■ **Task to carry out**:
Write out all entries word for word.

Dataset excerpts
####

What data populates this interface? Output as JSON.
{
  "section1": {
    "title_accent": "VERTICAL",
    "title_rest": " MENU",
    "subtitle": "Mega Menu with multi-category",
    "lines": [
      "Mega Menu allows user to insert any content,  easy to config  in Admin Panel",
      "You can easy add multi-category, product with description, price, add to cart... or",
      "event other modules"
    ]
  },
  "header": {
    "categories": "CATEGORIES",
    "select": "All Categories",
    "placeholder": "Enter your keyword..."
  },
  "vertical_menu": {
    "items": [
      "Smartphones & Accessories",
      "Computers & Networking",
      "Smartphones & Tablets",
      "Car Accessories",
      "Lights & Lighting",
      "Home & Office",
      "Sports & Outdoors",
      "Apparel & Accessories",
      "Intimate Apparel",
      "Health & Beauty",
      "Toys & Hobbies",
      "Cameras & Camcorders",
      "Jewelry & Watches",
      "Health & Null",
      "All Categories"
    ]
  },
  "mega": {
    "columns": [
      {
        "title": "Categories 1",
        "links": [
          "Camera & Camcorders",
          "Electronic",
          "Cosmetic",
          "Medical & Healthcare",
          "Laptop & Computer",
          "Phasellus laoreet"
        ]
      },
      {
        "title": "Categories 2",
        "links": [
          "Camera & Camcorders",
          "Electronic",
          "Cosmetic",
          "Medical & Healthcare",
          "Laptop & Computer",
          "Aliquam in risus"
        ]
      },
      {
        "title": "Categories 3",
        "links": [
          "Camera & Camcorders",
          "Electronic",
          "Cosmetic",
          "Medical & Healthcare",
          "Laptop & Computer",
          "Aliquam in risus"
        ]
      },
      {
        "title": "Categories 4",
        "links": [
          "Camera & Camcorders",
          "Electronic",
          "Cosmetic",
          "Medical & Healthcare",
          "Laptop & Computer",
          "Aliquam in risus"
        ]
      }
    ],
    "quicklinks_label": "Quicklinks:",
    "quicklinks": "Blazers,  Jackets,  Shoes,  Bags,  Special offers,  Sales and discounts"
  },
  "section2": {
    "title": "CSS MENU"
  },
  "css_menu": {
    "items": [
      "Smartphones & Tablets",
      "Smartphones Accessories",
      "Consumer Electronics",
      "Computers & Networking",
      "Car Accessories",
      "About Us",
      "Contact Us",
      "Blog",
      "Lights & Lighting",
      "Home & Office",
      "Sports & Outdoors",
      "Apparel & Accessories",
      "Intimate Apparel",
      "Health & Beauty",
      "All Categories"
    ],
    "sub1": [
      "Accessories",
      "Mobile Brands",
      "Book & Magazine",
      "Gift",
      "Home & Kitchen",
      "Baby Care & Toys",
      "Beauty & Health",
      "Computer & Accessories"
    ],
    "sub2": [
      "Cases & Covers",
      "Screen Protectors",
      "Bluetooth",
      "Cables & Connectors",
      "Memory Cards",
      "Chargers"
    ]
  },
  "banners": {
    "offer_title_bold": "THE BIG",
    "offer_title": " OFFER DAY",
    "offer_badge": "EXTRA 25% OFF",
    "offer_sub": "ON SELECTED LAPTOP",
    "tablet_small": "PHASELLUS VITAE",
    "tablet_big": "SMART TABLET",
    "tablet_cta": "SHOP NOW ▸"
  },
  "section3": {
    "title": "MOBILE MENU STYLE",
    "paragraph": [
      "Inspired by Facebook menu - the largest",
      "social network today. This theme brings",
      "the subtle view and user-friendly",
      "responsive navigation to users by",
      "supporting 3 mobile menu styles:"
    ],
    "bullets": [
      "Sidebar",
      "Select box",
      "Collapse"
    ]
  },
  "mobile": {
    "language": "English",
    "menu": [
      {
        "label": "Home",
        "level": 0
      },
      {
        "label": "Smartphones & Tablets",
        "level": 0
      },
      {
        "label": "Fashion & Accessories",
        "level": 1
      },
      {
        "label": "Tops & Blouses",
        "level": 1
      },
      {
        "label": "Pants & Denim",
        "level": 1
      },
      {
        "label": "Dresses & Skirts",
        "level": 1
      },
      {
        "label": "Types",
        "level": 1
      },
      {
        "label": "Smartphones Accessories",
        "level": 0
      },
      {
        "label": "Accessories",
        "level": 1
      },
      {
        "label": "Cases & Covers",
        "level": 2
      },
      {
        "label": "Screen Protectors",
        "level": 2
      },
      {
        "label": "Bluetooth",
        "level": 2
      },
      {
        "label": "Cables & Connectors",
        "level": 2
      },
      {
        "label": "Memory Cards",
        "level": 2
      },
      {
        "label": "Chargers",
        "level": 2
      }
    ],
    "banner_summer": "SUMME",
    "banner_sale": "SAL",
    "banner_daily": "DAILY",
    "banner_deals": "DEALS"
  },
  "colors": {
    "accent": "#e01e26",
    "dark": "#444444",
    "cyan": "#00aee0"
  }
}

####

■ **Solved problem**:
What data populates this interface? Output as JSON.
{
  "section1": {
    "title_accent": "VERTICAL",
    "title_rest": " MENU",
    "subtitle": "Mega Menu with multi-category",
    "lines": [
      "Mega Menu allows user to insert any content,  easy to config  in Admin Panel",
      "You can easy add multi-category, product with description, price, add to cart... or",
      "event other modules"
    ]
  },
  "header": {
    "categories": "CATEGORIES",
    "select": "All Categories",
    "placeholder": "Enter your keyword..."
  },
  "vertical_menu": {
    "items": [
      "Smartphones & Accessories",
      "Computers & Networking",
      "Smartphones & Tablets",
      "Car Accessories",
      "Lights & Lighting",
      "Home & Office",
      "Sports & Outdoors",
      "Apparel & Accessories",
      "Intimate Apparel",
      "Health & Beauty",
      "Toys & Hobbies",
      "Cameras & Camcorders",
      "Jewelry & Watches",
      "Health & Null",
      "All Categories"
    ]
  },
  "mega": {
    "columns": [
      {
        "title": "Categories 1",
        "links": [
          "Camera & Camcorders",
          "Electronic",
          "Cosmetic",
          "Medical & Healthcare",
          "Laptop & Computer",
          "Phasellus laoreet"
        ]
      },
      {
        "title": "Categories 2",
        "links": [
          "Camera & Camcorders",
          "Electronic",
          "Cosmetic",
          "Medical & Healthcare",
          "Laptop & Computer",
          "Aliquam in risus"
        ]
      },
      {
        "title": "Categories 3",
        "links": [
          "Camera & Camcorders",
          "Electronic",
          "Cosmetic",
          "Medical & Healthcare",
          "Laptop & Computer",
          "Aliquam in risus"
        ]
      },
      {
        "title": "Categories 4",
        "links": [
          "Camera & Camcorders",
          "Electronic",
          "Cosmetic",
          "Medical & Healthcare",
          "Laptop & Computer",
          "Aliquam in risus"
        ]
      }
    ],
    "quicklinks_label": "Quicklinks:",
    "quicklinks": "Blazers,  Jackets,  Shoes,  Bags,  Special offers,  Sales and discounts"
  },
  "section2": {
    "title": "CSS MENU"
  },
  "css_menu": {
    "items": [
      "Smartphones & Tablets",
      "Smartphones Accessories",
      "Consumer Electronics",
      "Computers & Networking",
      "Car Accessories",
      "About Us",
      "Contact Us",
      "Blog",
      "Lights & Lighting",
      "Home & Office",
      "Sports & Outdoors",
      "Apparel & Accessories",
      "Intimate Apparel",
      "Health & Beauty",
      "All Categories"
    ],
    "sub1": [
      "Accessories",
      "Mobile Brands",
      "Book & Magazine",
      "Gift",
      "Home & Kitchen",
      "Baby Care & Toys",
      "Beauty & Health",
      "Computer & Accessories"
    ],
    "sub2": [
      "Cases & Covers",
      "Screen Protectors",
      "Bluetooth",
      "Cables & Connectors",
      "Memory Cards",
      "Chargers"
    ]
  },
  "banners": {
    "offer_title_bold": "THE BIG",
    "offer_title": " OFFER DAY",
    "offer_badge": "EXTRA 25% OFF",
    "offer_sub": "ON SELECTED LAPTOP",
    "tablet_small": "PHASELLUS VITAE",
    "tablet_big": "SMART TABLET",
    "tablet_cta": "SHOP NOW ▸"
  },
  "section3": {
    "title": "MOBILE MENU STYLE",
    "paragraph": [
      "Inspired by Facebook menu - the largest",
      "social network today. This theme brings",
      "the subtle view and user-friendly",
      "responsive navigation to users by",
      "supporting 3 mobile menu styles:"
    ],
    "bullets": [
      "Sidebar",
      "Select box",
      "Collapse"
    ]
  },
  "mobile": {
    "language": "English",
    "menu": [
      {
        "label": "Home",
        "level": 0
      },
      {
        "label": "Smartphones & Tablets",
        "level": 0
      },
      {
        "label": "Fashion & Accessories",
        "level": 1
      },
      {
        "label": "Tops & Blouses",
        "level": 1
      },
      {
        "label": "Pants & Denim",
        "level": 1
      },
      {
        "label": "Dresses & Skirts",
        "level": 1
      },
      {
        "label": "Types",
        "level": 1
      },
      {
        "label": "Smartphones Accessories",
        "level": 0
      },
      {
        "label": "Accessories",
        "level": 1
      },
      {
        "label": "Cases & Covers",
        "level": 2
      },
      {
        "label": "Screen Protectors",
        "level": 2
      },
      {
        "label": "Bluetooth",
        "level": 2
      },
      {
        "label": "Cables & Connectors",
        "level": 2
      },
      {
        "label": "Memory Cards",
        "level": 2
      },
      {
        "label": "Chargers",
        "level": 2
      }
    ],
    "banner_summer": "SUMME",
    "banner_sale": "SAL",
    "banner_daily": "DAILY",
    "banner_deals": "DEALS"
  },
  "colors": {
    "accent": "#e01e26",
    "dark": "#444444",
    "cyan": "#00aee0"
  }
}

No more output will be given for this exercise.